**Exercise prompt:**
Below is a block of data; give all of it again word for word.

---------------

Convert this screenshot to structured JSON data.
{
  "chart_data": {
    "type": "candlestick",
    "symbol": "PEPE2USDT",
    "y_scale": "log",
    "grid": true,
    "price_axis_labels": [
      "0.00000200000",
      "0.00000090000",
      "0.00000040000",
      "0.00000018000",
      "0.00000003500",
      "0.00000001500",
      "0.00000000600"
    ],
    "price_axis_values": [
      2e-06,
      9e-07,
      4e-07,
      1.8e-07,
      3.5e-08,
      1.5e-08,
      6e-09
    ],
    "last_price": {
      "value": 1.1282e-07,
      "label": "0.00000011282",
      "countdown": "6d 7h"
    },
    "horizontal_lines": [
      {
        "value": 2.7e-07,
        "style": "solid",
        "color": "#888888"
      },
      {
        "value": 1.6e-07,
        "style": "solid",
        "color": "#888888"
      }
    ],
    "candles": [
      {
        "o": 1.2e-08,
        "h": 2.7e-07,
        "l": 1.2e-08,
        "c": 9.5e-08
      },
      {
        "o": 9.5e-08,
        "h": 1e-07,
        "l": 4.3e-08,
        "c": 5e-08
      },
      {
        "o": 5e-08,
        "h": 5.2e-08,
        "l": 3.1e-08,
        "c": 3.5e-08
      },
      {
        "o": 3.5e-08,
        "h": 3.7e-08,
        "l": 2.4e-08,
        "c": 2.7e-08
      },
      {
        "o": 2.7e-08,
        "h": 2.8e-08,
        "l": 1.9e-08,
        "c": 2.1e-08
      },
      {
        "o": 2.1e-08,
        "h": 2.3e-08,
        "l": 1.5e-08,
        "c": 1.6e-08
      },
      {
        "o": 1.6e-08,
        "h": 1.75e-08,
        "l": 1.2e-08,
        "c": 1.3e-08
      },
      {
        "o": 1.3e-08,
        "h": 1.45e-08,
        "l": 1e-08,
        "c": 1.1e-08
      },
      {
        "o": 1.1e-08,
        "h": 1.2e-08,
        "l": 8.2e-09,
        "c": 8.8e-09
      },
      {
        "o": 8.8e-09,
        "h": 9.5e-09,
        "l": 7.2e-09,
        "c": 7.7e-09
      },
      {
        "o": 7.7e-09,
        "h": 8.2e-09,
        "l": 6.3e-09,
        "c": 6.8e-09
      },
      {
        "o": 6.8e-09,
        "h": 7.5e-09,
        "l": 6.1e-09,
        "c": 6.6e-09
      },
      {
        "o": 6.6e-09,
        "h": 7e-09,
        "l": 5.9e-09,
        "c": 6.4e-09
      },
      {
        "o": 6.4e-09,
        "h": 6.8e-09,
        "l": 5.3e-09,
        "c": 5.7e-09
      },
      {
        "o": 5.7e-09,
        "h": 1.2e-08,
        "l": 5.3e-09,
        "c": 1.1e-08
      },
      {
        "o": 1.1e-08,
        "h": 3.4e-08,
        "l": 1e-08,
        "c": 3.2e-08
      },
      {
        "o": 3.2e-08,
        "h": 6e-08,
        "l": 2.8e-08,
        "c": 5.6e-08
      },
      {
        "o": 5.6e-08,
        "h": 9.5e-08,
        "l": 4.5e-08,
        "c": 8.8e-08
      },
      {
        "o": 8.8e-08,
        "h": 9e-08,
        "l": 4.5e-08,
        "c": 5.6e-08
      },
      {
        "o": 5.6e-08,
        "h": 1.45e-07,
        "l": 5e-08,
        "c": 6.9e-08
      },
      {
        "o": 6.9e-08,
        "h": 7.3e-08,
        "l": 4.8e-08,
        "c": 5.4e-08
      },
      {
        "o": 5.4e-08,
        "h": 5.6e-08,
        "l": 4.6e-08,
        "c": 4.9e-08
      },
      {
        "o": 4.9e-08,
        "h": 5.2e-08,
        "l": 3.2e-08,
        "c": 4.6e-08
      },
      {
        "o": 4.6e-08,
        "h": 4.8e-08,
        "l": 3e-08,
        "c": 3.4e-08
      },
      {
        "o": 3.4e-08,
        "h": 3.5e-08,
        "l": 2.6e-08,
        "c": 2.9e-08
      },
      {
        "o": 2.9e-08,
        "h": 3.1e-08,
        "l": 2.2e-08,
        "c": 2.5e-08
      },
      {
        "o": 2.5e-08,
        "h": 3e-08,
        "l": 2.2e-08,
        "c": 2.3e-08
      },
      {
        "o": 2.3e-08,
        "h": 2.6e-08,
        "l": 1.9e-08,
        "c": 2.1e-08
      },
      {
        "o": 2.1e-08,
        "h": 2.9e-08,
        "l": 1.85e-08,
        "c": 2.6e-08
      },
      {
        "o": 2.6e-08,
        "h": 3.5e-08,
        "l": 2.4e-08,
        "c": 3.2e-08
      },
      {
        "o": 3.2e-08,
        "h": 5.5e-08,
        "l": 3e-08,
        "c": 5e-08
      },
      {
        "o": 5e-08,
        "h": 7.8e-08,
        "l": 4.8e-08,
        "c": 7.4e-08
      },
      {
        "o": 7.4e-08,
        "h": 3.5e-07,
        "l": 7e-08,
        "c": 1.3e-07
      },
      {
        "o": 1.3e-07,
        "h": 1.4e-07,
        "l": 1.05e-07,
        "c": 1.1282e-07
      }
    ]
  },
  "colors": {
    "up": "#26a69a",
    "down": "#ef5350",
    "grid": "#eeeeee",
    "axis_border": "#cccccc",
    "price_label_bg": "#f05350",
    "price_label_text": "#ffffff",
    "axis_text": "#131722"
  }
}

---------------

**Answer for this exercise:**
Convert this screenshot to structured JSON data.
{
  "chart_data": {
    "type": "candlestick",
    "symbol": "PEPE2USDT",
    "y_scale": "log",
    "grid": true,
    "price_axis_labels": [
      "0.00000200000",
      "0.00000090000",
      "0.00000040000",
      "0.00000018000",
      "0.00000003500",
      "0.00000001500",
      "0.00000000600"
    ],
    "price_axis_values": [
      2e-06,
      9e-07,
      4e-07,
      1.8e-07,
      3.5e-08,
      1.5e-08,
      6e-09
    ],
    "last_price": {
      "value": 1.1282e-07,
      "label": "0.00000011282",
      "countdown": "6d 7h"
    },
    "horizontal_lines": [
      {
        "value": 2.7e-07,
        "style": "solid",
        "color": "#888888"
      },
      {
        "value": 1.6e-07,
        "style": "solid",
        "color": "#888888"
      }
    ],
    "candles": [
      {
        "o": 1.2e-08,
        "h": 2.7e-07,
        "l": 1.2e-08,
        "c": 9.5e-08
      },
      {
        "o": 9.5e-08,
        "h": 1e-07,
        "l": 4.3e-08,
        "c": 5e-08
      },
      {
        "o": 5e-08,
        "h": 5.2e-08,
        "l": 3.1e-08,
        "c": 3.5e-08
      },
      {
        "o": 3.5e-08,
        "h": 3.7e-08,
        "l": 2.4e-08,
        "c": 2.7e-08
      },
      {
        "o": 2.7e-08,
        "h": 2.8e-08,
        "l": 1.9e-08,
        "c": 2.1e-08
      },
      {
        "o": 2.1e-08,
        "h": 2.3e-08,
        "l": 1.5e-08,
        "c": 1.6e-08
      },
      {
        "o": 1.6e-08,
        "h": 1.75e-08,
        "l": 1.2e-08,
        "c": 1.3e-08
      },
      {
        "o": 1.3e-08,
        "h": 1.45e-08,
        "l": 1e-08,
        "c": 1.1e-08
      },
      {
        "o": 1.1e-08,
        "h": 1.2e-08,
        "l": 8.2e-09,
        "c": 8.8e-09
      },
      {
        "o": 8.8e-09,
        "h": 9.5e-09,
        "l": 7.2e-09,
        "c": 7.7e-09
      },
      {
        "o": 7.7e-09,
        "h": 8.2e-09,
        "l": 6.3e-09,
        "c": 6.8e-09
      },
      {
        "o": 6.8e-09,
        "h": 7.5e-09,
        "l": 6.1e-09,
        "c": 6.6e-09
      },
      {
        "o": 6.6e-09,
        "h": 7e-09,
        "l": 5.9e-09,
        "c": 6.4e-09
      },
      {
        "o": 6.4e-09,
        "h": 6.8e-09,
        "l": 5.3e-09,
        "c": 5.7e-09
      },
      {
        "o": 5.7e-09,
        "h": 1.2e-08,
        "l": 5.3e-09,
        "c": 1.1e-08
      },
      {
        "o": 1.1e-08,
        "h": 3.4e-08,
        "l": 1e-08,
        "c": 3.2e-08
      },
      {
        "o": 3.2e-08,
        "h": 6e-08,
        "l": 2.8e-08,
        "c": 5.6e-08
      },
      {
        "o": 5.6e-08,
        "h": 9.5e-08,
        "l": 4.5e-08,
        "c": 8.8e-08
      },
      {
        "o": 8.8e-08,
        "h": 9e-08,
        "l": 4.5e-08,
        "c": 5.6e-08
      },
      {
        "o": 5.6e-08,
        "h": 1.45e-07,
        "l": 5e-08,
        "c": 6.9e-08
      },
      {
        "o": 6.9e-08,
        "h": 7.3e-08,
        "l": 4.8e-08,
        "c": 5.4e-08
      },
      {
        "o": 5.4e-08,
        "h": 5.6e-08,
        "l": 4.6e-08,
        "c": 4.9e-08
      },
      {
        "o": 4.9e-08,
        "h": 5.2e-08,
        "l": 3.2e-08,
        "c": 4.6e-08
      },
      {
        "o": 4.6e-08,
        "h": 4.8e-08,
        "l": 3e-08,
        "c": 3.4e-08
      },
      {
        "o": 3.4e-08,
        "h": 3.5e-08,
        "l": 2.6e-08,
        "c": 2.9e-08
      },
      {
        "o": 2.9e-08,
        "h": 3.1e-08,
        "l": 2.2e-08,
        "c": 2.5e-08
      },
      {
        "o": 2.5e-08,
        "h": 3e-08,
        "l": 2.2e-08,
        "c": 2.3e-08
      },
      {
        "o": 2.3e-08,
        "h": 2.6e-08,
        "l": 1.9e-08,
        "c": 2.1e-08
      },
      {
        "o": 2.1e-08,
        "h": 2.9e-08,
        "l": 1.85e-08,
        "c": 2.6e-08
      },
      {
        "o": 2.6e-08,
        "h": 3.5e-08,
        "l": 2.4e-08,
        "c": 3.2e-08
      },
      {
        "o": 3.2e-08,
        "h": 5.5e-08,
        "l": 3e-08,
        "c": 5e-08
      },
      {
        "o": 5e-08,
        "h": 7.8e-08,
        "l": 4.8e-08,
        "c": 7.4e-08
      },
      {
        "o": 7.4e-08,
        "h": 3.5e-07,
        "l": 7e-08,
        "c": 1.3e-07
      },
      {
        "o": 1.3e-07,
        "h": 1.4e-07,
        "l": 1.05e-07,
        "c": 1.1282e-07
      }
    ]
  },
  "colors": {
    "up": "#26a69a",
    "down": "#ef5350",
    "grid": "#eeeeee",
    "axis_border": "#cccccc",
    "price_label_bg": "#f05350",
    "price_label_text": "#ffffff",
    "axis_text": "#131722"
  }
}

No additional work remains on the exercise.